-- Stated task --
Return each entry exactly, omitting nothing.

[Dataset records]
## Start

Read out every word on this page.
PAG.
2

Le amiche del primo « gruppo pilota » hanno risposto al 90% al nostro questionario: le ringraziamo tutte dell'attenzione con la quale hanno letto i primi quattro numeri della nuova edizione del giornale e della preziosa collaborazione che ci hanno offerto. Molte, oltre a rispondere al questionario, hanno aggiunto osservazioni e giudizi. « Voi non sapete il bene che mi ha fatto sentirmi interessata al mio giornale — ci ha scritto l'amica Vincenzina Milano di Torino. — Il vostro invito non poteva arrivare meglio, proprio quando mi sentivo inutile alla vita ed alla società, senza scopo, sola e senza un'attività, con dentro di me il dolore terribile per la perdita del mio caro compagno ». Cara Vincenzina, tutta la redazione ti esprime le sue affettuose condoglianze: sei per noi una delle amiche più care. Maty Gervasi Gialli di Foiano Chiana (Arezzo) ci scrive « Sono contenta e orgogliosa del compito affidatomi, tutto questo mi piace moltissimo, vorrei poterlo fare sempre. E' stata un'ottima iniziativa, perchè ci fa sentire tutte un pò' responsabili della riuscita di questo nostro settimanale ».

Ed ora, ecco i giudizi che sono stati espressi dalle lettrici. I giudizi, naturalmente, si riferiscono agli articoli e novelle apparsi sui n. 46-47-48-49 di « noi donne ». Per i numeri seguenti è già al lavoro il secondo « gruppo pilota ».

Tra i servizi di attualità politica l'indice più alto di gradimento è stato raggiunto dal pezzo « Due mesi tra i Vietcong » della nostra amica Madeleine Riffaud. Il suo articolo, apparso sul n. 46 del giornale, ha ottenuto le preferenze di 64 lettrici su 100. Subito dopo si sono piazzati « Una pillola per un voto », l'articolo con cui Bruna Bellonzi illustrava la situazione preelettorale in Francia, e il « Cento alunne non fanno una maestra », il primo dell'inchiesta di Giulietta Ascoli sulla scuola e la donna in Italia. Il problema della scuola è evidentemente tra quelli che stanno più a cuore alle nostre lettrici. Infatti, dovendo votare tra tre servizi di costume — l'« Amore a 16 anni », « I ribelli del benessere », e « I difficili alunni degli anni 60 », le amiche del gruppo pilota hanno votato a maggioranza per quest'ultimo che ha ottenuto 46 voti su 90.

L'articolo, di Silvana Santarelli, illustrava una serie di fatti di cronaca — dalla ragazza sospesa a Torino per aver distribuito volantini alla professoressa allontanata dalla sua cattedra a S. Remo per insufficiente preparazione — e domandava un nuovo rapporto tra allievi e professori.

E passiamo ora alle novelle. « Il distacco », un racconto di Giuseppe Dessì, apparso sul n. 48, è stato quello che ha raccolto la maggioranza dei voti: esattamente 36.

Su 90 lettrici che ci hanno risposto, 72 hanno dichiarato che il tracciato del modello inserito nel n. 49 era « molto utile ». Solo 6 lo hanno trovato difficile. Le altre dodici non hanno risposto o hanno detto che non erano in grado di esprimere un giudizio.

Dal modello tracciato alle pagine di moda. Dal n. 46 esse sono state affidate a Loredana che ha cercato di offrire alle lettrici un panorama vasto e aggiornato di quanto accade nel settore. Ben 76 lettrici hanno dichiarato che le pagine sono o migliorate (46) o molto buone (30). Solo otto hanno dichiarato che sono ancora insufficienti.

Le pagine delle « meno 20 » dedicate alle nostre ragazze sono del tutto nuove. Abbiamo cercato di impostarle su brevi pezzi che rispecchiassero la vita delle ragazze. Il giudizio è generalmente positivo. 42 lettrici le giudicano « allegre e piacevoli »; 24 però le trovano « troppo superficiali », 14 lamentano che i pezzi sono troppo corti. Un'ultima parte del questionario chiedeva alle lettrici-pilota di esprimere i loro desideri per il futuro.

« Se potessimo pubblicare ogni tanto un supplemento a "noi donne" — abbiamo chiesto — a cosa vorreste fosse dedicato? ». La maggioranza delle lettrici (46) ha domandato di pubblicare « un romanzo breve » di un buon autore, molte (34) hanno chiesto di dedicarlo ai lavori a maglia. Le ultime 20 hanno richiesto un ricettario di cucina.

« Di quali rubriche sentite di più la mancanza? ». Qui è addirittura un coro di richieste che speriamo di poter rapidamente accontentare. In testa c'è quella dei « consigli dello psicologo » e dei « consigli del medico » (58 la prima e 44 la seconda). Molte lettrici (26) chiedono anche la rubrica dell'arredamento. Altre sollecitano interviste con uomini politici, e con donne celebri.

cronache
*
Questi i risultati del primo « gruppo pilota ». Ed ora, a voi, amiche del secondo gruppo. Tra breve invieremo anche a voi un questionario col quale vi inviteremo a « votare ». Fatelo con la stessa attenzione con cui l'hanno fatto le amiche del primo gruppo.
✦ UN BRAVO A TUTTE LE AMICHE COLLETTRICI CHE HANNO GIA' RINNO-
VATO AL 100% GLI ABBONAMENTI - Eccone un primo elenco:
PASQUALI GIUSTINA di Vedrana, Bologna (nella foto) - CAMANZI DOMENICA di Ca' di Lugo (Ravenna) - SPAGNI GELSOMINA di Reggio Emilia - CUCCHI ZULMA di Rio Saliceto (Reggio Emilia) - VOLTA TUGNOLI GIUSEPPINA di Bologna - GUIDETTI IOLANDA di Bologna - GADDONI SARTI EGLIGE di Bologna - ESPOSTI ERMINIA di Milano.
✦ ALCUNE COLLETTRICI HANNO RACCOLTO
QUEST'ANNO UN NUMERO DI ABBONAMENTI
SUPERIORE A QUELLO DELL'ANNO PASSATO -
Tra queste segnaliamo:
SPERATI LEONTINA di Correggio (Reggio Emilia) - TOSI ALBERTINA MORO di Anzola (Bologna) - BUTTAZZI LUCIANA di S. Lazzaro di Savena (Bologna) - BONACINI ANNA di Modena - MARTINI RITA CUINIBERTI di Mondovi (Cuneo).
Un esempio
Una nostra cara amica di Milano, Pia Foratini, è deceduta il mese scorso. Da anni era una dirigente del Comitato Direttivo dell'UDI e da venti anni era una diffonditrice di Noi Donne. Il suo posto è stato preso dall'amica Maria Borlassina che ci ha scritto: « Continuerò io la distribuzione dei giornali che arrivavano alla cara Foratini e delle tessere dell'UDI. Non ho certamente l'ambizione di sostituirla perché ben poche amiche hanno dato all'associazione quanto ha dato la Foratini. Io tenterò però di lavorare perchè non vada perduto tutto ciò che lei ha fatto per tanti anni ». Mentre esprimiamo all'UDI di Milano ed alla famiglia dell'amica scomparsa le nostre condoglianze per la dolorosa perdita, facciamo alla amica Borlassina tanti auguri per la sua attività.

## End

-- Solution --
Read out every word on this page.
PAG.
2

Le amiche del primo « gruppo pilota » hanno risposto al 90% al nostro questionario: le ringraziamo tutte dell'attenzione con la quale hanno letto i primi quattro numeri della nuova edizione del giornale e della preziosa collaborazione che ci hanno offerto. Molte, oltre a rispondere al questionario, hanno aggiunto osservazioni e giudizi. « Voi non sapete il bene che mi ha fatto sentirmi interessata al mio giornale — ci ha scritto l'amica Vincenzina Milano di Torino. — Il vostro invito non poteva arrivare meglio, proprio quando mi sentivo inutile alla vita ed alla società, senza scopo, sola e senza un'attività, con dentro di me il dolore terribile per la perdita del mio caro compagno ». Cara Vincenzina, tutta la redazione ti esprime le sue affettuose condoglianze: sei per noi una delle amiche più care. Maty Gervasi Gialli di Foiano Chiana (Arezzo) ci scrive « Sono contenta e orgogliosa del compito affidatomi, tutto questo mi piace moltissimo, vorrei poterlo fare sempre. E' stata un'ottima iniziativa, perchè ci fa sentire tutte un pò' responsabili della riuscita di questo nostro settimanale ».

Ed ora, ecco i giudizi che sono stati espressi dalle lettrici. I giudizi, naturalmente, si riferiscono agli articoli e novelle apparsi sui n. 46-47-48-49 di « noi donne ». Per i numeri seguenti è già al lavoro il secondo « gruppo pilota ».

Tra i servizi di attualità politica l'indice più alto di gradimento è stato raggiunto dal pezzo « Due mesi tra i Vietcong » della nostra amica Madeleine Riffaud. Il suo articolo, apparso sul n. 46 del giornale, ha ottenuto le preferenze di 64 lettrici su 100. Subito dopo si sono piazzati « Una pillola per un voto », l'articolo con cui Bruna Bellonzi illustrava la situazione preelettorale in Francia, e il « Cento alunne non fanno una maestra », il primo dell'inchiesta di Giulietta Ascoli sulla scuola e la donna in Italia. Il problema della scuola è evidentemente tra quelli che stanno più a cuore alle nostre lettrici. Infatti, dovendo votare tra tre servizi di costume — l'« Amore a 16 anni », « I ribelli del benessere », e « I difficili alunni degli anni 60 », le amiche del gruppo pilota hanno votato a maggioranza per quest'ultimo che ha ottenuto 46 voti su 90.

L'articolo, di Silvana Santarelli, illustrava una serie di fatti di cronaca — dalla ragazza sospesa a Torino per aver distribuito volantini alla professoressa allontanata dalla sua cattedra a S. Remo per insufficiente preparazione — e domandava un nuovo rapporto tra allievi e professori.

E passiamo ora alle novelle. « Il distacco », un racconto di Giuseppe Dessì, apparso sul n. 48, è stato quello che ha raccolto la maggioranza dei voti: esattamente 36.

Su 90 lettrici che ci hanno risposto, 72 hanno dichiarato che il tracciato del modello inserito nel n. 49 era « molto utile ». Solo 6 lo hanno trovato difficile. Le altre dodici non hanno risposto o hanno detto che non erano in grado di esprimere un giudizio.

Dal modello tracciato alle pagine di moda. Dal n. 46 esse sono state affidate a Loredana che ha cercato di offrire alle lettrici un panorama vasto e aggiornato di quanto accade nel settore. Ben 76 lettrici hanno dichiarato che le pagine sono o migliorate (46) o molto buone (30). Solo otto hanno dichiarato che sono ancora insufficienti.

Le pagine delle « meno 20 » dedicate alle nostre ragazze sono del tutto nuove. Abbiamo cercato di impostarle su brevi pezzi che rispecchiassero la vita delle ragazze. Il giudizio è generalmente positivo. 42 lettrici le giudicano « allegre e piacevoli »; 24 però le trovano « troppo superficiali », 14 lamentano che i pezzi sono troppo corti. Un'ultima parte del questionario chiedeva alle lettrici-pilota di esprimere i loro desideri per il futuro.

« Se potessimo pubblicare ogni tanto un supplemento a "noi donne" — abbiamo chiesto — a cosa vorreste fosse dedicato? ». La maggioranza delle lettrici (46) ha domandato di pubblicare « un romanzo breve » di un buon autore, molte (34) hanno chiesto di dedicarlo ai lavori a maglia. Le ultime 20 hanno richiesto un ricettario di cucina.

« Di quali rubriche sentite di più la mancanza? ». Qui è addirittura un coro di richieste che speriamo di poter rapidamente accontentare. In testa c'è quella dei « consigli dello psicologo » e dei « consigli del medico » (58 la prima e 44 la seconda). Molte lettrici (26) chiedono anche la rubrica dell'arredamento. Altre sollecitano interviste con uomini politici, e con donne celebri.

cronache
*
Questi i risultati del primo « gruppo pilota ». Ed ora, a voi, amiche del secondo gruppo. Tra breve invieremo anche a voi un questionario col quale vi inviteremo a « votare ». Fatelo con la stessa attenzione con cui l'hanno fatto le amiche del primo gruppo.
✦ UN BRAVO A TUTTE LE AMICHE COLLETTRICI CHE HANNO GIA' RINNO-
VATO AL 100% GLI ABBONAMENTI - Eccone un primo elenco:
PASQUALI GIUSTINA di Vedrana, Bologna (nella foto) - CAMANZI DOMENICA di Ca' di Lugo (Ravenna) - SPAGNI GELSOMINA di Reggio Emilia - CUCCHI ZULMA di Rio Saliceto (Reggio Emilia) - VOLTA TUGNOLI GIUSEPPINA di Bologna - GUIDETTI IOLANDA di Bologna - GADDONI SARTI EGLIGE di Bologna - ESPOSTI ERMINIA di Milano.
✦ ALCUNE COLLETTRICI HANNO RACCOLTO
QUEST'ANNO UN NUMERO DI ABBONAMENTI
SUPERIORE A QUELLO DELL'ANNO PASSATO -
Tra queste segnaliamo:
SPERATI LEONTINA di Correggio (Reggio Emilia) - TOSI ALBERTINA MORO di Anzola (Bologna) - BUTTAZZI LUCIANA di S. Lazzaro di Savena (Bologna) - BONACINI ANNA di Modena - MARTINI RITA CUINIBERTI di Mondovi (Cuneo).
Un esempio
Una nostra cara amica di Milano, Pia Foratini, è deceduta il mese scorso. Da anni era una dirigente del Comitato Direttivo dell'UDI e da venti anni era una diffonditrice di Noi Donne. Il suo posto è stato preso dall'amica Maria Borlassina che ci ha scritto: « Continuerò io la distribuzione dei giornali che arrivavano alla cara Foratini e delle tessere dell'UDI. Non ho certamente l'ambizione di sostituirla perché ben poche amiche hanno dato all'associazione quanto ha dato la Foratini. Io tenterò però di lavorare perchè non vada perduto tutto ciò che lei ha fatto per tanti anni ». Mentre esprimiamo all'UDI di Milano ed alla famiglia dell'amica scomparsa le nostre condoglianze per la dolorosa perdita, facciamo alla amica Borlassina tanti auguri per la sua attività.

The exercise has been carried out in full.